**RECORDS SHOWN**
::::

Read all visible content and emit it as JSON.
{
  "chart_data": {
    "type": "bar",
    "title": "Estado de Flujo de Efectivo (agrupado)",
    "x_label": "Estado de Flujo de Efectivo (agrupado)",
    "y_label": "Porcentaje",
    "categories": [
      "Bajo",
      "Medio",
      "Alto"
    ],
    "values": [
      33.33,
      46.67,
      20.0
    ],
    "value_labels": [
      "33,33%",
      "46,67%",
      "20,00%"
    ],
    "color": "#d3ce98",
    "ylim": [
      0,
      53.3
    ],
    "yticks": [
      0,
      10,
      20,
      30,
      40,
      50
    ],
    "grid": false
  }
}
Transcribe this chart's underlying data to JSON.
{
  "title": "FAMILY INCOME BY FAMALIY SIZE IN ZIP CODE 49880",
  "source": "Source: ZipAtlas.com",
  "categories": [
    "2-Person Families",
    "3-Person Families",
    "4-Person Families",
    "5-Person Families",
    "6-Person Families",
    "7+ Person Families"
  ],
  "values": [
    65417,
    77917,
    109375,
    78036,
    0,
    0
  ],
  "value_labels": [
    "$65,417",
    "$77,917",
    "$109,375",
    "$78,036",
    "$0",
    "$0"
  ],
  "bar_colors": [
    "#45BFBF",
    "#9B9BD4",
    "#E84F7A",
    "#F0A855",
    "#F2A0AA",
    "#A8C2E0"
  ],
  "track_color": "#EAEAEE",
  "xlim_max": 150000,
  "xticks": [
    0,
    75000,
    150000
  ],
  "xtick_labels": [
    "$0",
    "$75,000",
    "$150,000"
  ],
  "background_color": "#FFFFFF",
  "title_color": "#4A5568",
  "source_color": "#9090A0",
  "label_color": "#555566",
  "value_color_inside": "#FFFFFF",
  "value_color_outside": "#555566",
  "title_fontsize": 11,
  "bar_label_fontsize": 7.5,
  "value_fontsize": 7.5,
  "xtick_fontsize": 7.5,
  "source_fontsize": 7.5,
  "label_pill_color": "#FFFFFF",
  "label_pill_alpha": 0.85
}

::::

**YOUR TASK**
Find every line in the records above that holds the word "Flujo", and copy each one.

**RESULT**
    "title": "Estado de Flujo de Efectivo (agrupado)",
    "x_label": "Estado de Flujo de Efectivo (agrupado)",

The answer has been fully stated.